-- Problem description --
Write out each line that follows exactly as it stands, without the pictures.

-- Figure content listings --
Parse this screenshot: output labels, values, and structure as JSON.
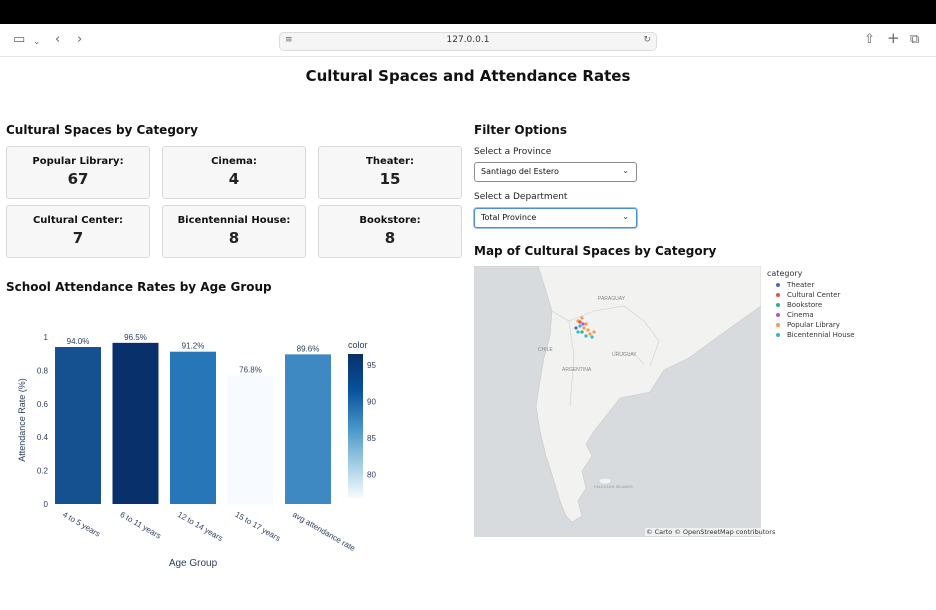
{
  "browser": {
    "url": "127.0.0.1"
  },
  "page_title": "Cultural Spaces and Attendance Rates",
  "categories_section": {
    "title": "Cultural Spaces by Category",
    "cards": [
      {
        "label": "Popular Library:",
        "value": "67"
      },
      {
        "label": "Cinema:",
        "value": "4"
      },
      {
        "label": "Theater:",
        "value": "15"
      },
      {
        "label": "Cultural Center:",
        "value": "7"
      },
      {
        "label": "Bicentennial House:",
        "value": "8"
      },
      {
        "label": "Bookstore:",
        "value": "8"
      }
    ]
  },
  "filters": {
    "title": "Filter Options",
    "province_label": "Select a Province",
    "province_value": "Santiago del Estero",
    "department_label": "Select a Department",
    "department_value": "Total Province"
  },
  "map_section": {
    "title": "Map of Cultural Spaces by Category",
    "labels": {
      "paraguay": "PARAGUAY",
      "chile": "CHILE",
      "uruguay": "URUGUAY",
      "argentina": "ARGENTINA",
      "falkland": "FALKLAND ISLANDS"
    },
    "attribution": "© Carto © OpenStreetMap contributors",
    "legend_title": "category",
    "legend": [
      {
        "name": "Theater",
        "color": "#4c67c9"
      },
      {
        "name": "Cultural Center",
        "color": "#e5533c"
      },
      {
        "name": "Bookstore",
        "color": "#27b38b"
      },
      {
        "name": "Cinema",
        "color": "#a95ad6"
      },
      {
        "name": "Popular Library",
        "color": "#f99b4b"
      },
      {
        "name": "Bicentennial House",
        "color": "#2fb7d9"
      }
    ]
  },
  "attendance_section": {
    "title": "School Attendance Rates by Age Group"
  },
  "chart_data": {
    "type": "bar",
    "categories": [
      "4 to 5 years",
      "6 to 11 years",
      "12 to 14 years",
      "15 to 17 years",
      "avg attendance rate"
    ],
    "values": [
      0.94,
      0.965,
      0.912,
      0.768,
      0.896
    ],
    "data_labels": [
      "94.0%",
      "96.5%",
      "91.2%",
      "76.8%",
      "89.6%"
    ],
    "color_values": [
      94.0,
      96.5,
      91.2,
      76.8,
      89.6
    ],
    "xlabel": "Age Group",
    "ylabel": "Attendance Rate (%)",
    "ylim": [
      0,
      1
    ],
    "yticks": [
      "0",
      "0.2",
      "0.4",
      "0.6",
      "0.8",
      "1"
    ],
    "colorbar": {
      "title": "color",
      "ticks": [
        "95",
        "90",
        "85",
        "80"
      ],
      "range": [
        76.8,
        96.5
      ]
    },
    "colorscale": "Blues"
  }
}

-- Result for this exercise --
Parse this screenshot: output labels, values, and structure as JSON.
{
  "browser": {
    "url": "127.0.0.1"
  },
  "page_title": "Cultural Spaces and Attendance Rates",
  "categories_section": {
    "title": "Cultural Spaces by Category",
    "cards": [
      {
        "label": "Popular Library:",
        "value": "67"
      },
      {
        "label": "Cinema:",
        "value": "4"
      },
      {
        "label": "Theater:",
        "value": "15"
      },
      {
        "label": "Cultural Center:",
        "value": "7"
      },
      {
        "label": "Bicentennial House:",
        "value": "8"
      },
      {
        "label": "Bookstore:",
        "value": "8"
      }
    ]
  },
  "filters": {
    "title": "Filter Options",
    "province_label": "Select a Province",
    "province_value": "Santiago del Estero",
    "department_label": "Select a Department",
    "department_value": "Total Province"
  },
  "map_section": {
    "title": "Map of Cultural Spaces by Category",
    "labels": {
      "paraguay": "PARAGUAY",
      "chile": "CHILE",
      "uruguay": "URUGUAY",
      "argentina": "ARGENTINA",
      "falkland": "FALKLAND ISLANDS"
    },
    "attribution": "© Carto © OpenStreetMap contributors",
    "legend_title": "category",
    "legend": [
      {
        "name": "Theater",
        "color": "#4c67c9"
      },
      {
        "name": "Cultural Center",
        "color": "#e5533c"
      },
      {
        "name": "Bookstore",
        "color": "#27b38b"
      },
      {
        "name": "Cinema",
        "color": "#a95ad6"
      },
      {
        "name": "Popular Library",
        "color": "#f99b4b"
      },
      {
        "name": "Bicentennial House",
        "color": "#2fb7d9"
      }
    ]
  },
  "attendance_section": {
    "title": "School Attendance Rates by Age Group"
  },
  "chart_data": {
    "type": "bar",
    "categories": [
      "4 to 5 years",
      "6 to 11 years",
      "12 to 14 years",
      "15 to 17 years",
      "avg attendance rate"
    ],
    "values": [
      0.94,
      0.965,
      0.912,
      0.768,
      0.896
    ],
    "data_labels": [
      "94.0%",
      "96.5%",
      "91.2%",
      "76.8%",
      "89.6%"
    ],
    "color_values": [
      94.0,
      96.5,
      91.2,
      76.8,
      89.6
    ],
    "xlabel": "Age Group",
    "ylabel": "Attendance Rate (%)",
    "ylim": [
      0,
      1
    ],
    "yticks": [
      "0",
      "0.2",
      "0.4",
      "0.6",
      "0.8",
      "1"
    ],
    "colorbar": {
      "title": "color",
      "ticks": [
        "95",
        "90",
        "85",
        "80"
      ],
      "range": [
        76.8,
        96.5
      ]
    },
    "colorscale": "Blues"
  }
}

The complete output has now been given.